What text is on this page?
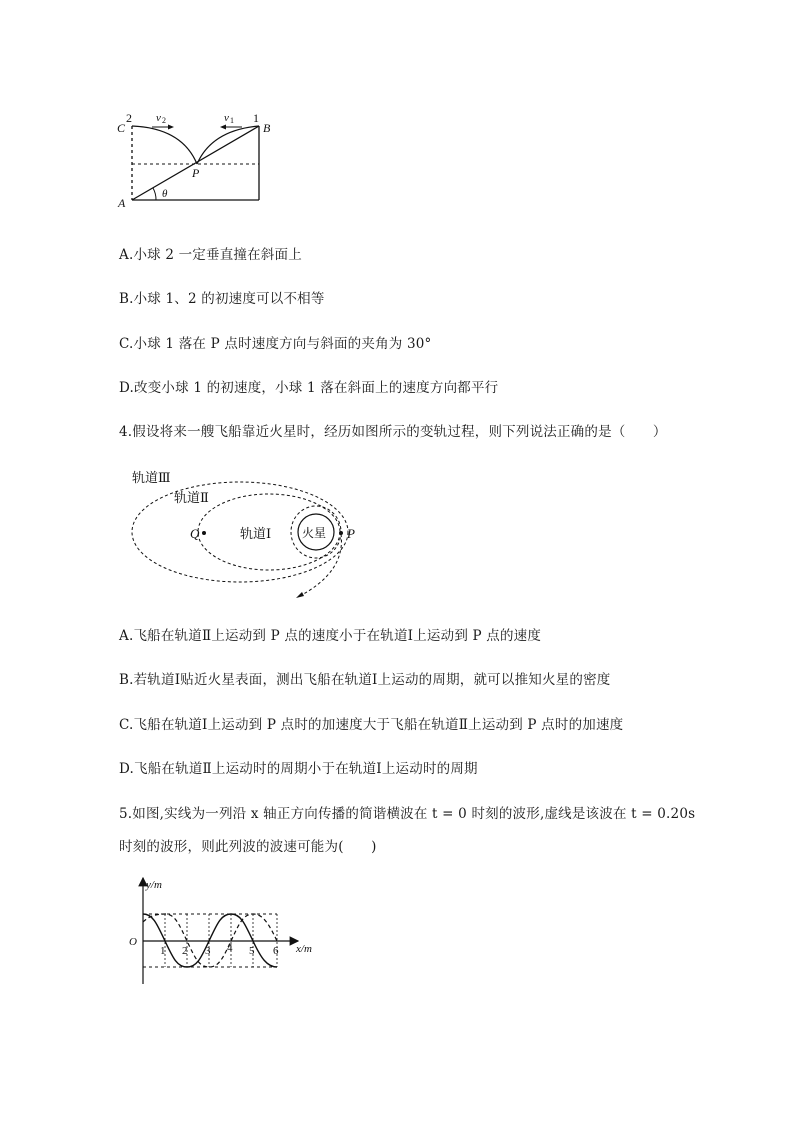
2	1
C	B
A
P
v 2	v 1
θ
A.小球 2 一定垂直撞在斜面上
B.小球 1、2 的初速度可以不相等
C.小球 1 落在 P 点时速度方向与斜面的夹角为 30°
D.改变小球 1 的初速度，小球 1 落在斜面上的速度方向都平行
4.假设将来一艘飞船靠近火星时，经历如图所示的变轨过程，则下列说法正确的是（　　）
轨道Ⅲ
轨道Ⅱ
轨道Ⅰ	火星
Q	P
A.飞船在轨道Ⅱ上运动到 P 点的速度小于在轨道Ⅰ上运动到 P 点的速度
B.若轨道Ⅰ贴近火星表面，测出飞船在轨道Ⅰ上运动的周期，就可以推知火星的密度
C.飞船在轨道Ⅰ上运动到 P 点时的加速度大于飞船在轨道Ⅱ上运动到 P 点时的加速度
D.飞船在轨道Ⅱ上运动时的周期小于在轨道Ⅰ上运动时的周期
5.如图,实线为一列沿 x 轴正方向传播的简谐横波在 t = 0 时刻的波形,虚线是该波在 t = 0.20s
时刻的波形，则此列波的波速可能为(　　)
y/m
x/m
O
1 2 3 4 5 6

**Written instruction**
Copy all lines from the material that hold "时刻的波形".

**Answer below**
5.如图,实线为一列沿 x 轴正方向传播的简谐横波在 t = 0 时刻的波形,虚线是该波在 t = 0.20s
时刻的波形，则此列波的波速可能为(　　)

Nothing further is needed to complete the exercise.